--- RECORDS PROVIDED ---

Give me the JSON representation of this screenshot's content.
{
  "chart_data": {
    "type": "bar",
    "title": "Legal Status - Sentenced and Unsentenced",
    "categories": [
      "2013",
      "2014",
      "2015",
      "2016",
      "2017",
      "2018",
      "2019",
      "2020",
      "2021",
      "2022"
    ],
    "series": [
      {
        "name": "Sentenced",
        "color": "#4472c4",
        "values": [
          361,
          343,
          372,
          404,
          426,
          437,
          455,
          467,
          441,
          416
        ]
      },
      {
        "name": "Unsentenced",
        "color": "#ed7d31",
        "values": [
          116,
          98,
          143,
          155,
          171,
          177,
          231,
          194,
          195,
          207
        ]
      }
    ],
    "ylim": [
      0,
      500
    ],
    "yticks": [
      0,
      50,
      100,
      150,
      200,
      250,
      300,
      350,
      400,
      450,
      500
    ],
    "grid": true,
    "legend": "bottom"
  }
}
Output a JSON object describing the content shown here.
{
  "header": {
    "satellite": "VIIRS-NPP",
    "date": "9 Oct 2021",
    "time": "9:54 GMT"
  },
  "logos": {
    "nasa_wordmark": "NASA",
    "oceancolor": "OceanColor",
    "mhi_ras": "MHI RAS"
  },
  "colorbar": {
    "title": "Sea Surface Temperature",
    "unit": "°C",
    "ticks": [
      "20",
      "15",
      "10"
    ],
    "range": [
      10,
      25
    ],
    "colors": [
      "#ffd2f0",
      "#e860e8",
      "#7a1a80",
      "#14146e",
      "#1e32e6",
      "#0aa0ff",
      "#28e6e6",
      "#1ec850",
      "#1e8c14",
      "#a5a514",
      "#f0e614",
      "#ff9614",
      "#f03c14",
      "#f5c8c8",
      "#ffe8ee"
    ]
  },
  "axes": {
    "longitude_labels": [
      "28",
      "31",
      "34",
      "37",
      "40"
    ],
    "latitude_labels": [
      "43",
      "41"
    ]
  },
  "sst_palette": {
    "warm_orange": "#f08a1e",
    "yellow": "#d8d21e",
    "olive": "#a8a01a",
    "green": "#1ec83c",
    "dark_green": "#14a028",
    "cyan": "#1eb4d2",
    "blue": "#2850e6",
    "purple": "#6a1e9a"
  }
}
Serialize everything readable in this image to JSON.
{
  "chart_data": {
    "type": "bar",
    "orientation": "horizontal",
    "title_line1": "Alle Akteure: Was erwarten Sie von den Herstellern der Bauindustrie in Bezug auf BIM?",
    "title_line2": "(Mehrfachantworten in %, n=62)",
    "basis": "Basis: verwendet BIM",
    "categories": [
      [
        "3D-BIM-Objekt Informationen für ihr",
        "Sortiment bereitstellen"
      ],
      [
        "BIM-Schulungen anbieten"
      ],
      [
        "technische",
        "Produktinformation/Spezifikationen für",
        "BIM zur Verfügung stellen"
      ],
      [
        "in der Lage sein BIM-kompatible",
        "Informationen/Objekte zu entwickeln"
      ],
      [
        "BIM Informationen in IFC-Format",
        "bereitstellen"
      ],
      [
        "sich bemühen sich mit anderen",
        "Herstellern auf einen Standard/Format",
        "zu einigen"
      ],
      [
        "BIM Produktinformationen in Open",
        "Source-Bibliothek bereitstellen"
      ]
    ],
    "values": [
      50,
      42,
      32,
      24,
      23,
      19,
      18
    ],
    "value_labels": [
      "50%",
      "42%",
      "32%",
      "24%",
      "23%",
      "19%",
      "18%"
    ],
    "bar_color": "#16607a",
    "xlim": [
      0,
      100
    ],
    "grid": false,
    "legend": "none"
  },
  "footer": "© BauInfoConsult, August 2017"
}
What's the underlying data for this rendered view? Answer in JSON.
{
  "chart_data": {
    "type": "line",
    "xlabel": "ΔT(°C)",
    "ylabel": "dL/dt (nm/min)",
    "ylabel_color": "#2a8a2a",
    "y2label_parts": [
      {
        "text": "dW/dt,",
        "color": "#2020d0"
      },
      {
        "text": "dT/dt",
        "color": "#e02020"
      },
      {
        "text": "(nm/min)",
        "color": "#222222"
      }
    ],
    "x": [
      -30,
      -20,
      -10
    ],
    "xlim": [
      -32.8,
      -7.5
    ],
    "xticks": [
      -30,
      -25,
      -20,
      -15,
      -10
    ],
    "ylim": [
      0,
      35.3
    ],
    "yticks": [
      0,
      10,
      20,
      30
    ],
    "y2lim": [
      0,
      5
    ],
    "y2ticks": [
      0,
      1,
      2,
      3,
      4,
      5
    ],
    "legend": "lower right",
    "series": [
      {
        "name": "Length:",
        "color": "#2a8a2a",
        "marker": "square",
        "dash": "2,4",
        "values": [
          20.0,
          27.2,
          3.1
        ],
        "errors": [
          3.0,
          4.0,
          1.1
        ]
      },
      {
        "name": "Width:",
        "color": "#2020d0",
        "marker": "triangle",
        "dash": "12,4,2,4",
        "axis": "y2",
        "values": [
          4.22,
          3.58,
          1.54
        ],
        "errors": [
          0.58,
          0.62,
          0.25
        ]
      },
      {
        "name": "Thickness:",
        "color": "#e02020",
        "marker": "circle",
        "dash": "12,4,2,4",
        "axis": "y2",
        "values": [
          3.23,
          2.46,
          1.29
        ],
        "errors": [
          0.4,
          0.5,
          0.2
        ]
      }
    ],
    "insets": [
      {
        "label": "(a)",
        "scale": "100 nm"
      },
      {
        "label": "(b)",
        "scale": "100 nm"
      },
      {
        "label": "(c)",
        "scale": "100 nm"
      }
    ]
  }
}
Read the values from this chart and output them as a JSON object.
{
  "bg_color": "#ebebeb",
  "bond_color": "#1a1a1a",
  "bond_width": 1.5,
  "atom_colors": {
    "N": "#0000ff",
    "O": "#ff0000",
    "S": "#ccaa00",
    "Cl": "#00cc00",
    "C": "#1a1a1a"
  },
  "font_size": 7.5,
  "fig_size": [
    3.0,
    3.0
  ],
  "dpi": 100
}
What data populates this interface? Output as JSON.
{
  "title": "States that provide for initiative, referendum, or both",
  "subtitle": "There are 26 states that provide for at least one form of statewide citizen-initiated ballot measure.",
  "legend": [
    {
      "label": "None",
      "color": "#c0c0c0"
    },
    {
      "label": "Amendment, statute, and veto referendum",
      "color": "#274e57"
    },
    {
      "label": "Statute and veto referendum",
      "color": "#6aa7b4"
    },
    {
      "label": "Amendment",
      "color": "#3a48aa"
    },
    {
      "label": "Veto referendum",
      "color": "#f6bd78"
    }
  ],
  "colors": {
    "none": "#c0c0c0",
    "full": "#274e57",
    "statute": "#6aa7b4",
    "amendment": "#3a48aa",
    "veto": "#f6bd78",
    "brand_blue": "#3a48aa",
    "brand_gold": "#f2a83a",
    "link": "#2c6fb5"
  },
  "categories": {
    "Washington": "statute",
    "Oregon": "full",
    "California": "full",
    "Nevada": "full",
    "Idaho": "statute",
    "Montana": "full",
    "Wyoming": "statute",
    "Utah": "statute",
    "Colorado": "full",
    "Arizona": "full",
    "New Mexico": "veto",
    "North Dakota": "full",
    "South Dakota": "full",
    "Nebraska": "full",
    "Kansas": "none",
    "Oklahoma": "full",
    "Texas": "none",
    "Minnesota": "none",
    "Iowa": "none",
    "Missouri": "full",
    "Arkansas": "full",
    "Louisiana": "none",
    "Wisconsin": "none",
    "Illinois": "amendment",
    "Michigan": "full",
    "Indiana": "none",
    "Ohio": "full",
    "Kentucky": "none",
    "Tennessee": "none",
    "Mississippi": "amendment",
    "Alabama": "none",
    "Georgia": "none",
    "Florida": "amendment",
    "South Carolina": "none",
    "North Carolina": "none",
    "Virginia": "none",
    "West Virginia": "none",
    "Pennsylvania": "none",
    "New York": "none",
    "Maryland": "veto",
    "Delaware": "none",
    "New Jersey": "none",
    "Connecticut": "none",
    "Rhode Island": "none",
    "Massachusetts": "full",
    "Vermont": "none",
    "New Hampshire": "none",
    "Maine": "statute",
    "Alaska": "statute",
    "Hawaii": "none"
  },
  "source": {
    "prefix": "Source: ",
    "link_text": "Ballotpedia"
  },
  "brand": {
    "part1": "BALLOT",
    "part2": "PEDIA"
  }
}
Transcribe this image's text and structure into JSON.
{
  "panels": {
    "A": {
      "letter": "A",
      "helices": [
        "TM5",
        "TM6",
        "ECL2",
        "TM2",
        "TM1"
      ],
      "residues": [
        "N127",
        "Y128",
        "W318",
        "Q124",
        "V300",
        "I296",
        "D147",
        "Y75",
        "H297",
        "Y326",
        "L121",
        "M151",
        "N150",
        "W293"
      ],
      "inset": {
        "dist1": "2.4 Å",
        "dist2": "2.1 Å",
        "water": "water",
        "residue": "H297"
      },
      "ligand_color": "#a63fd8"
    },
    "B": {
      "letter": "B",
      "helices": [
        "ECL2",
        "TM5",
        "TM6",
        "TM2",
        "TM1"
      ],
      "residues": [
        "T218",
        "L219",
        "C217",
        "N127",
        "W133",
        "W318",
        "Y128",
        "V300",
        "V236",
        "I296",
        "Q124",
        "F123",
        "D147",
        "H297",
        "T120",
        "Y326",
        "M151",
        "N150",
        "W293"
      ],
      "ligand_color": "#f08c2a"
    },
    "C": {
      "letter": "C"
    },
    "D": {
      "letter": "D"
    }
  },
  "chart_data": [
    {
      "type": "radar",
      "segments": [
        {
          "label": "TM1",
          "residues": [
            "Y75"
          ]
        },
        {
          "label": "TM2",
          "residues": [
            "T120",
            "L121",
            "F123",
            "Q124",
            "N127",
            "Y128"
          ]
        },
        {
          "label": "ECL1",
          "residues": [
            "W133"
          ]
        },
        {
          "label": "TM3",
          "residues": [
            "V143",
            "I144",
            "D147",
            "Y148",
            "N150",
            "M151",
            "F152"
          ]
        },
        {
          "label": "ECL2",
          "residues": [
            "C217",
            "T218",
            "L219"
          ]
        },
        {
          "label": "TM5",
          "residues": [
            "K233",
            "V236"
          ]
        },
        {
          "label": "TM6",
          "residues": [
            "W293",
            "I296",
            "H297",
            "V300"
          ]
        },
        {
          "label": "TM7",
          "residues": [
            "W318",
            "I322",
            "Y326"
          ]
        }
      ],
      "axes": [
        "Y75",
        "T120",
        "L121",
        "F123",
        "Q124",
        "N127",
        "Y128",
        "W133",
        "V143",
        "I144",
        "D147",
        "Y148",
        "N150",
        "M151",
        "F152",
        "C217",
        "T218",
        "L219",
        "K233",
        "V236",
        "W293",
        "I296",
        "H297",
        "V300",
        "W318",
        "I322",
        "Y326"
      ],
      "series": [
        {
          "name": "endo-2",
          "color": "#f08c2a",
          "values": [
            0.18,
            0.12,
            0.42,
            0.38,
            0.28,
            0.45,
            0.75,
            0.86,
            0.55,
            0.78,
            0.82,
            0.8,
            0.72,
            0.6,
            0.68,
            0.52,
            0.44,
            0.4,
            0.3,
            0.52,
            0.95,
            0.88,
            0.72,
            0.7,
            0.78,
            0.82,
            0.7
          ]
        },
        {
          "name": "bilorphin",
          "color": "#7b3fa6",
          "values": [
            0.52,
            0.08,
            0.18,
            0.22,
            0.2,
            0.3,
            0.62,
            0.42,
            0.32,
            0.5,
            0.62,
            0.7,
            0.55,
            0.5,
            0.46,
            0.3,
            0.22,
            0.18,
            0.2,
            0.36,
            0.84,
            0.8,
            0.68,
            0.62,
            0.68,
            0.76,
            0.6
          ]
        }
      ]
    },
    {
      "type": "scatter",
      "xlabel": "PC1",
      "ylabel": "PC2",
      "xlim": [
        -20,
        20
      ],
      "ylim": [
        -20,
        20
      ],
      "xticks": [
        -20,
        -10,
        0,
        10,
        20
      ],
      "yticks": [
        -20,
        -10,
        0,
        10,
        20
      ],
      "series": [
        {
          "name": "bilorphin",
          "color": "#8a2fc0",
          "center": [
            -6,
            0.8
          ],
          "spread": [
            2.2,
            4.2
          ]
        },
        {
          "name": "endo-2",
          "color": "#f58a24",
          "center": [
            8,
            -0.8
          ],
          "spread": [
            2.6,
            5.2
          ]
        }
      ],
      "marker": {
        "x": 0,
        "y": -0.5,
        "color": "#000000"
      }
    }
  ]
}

---

(GIVEN INSTRUCTION): Only a number is wanted: how many lines of the data above contain "Unsentenced"?

(ANSWER TO THIS TASK): 2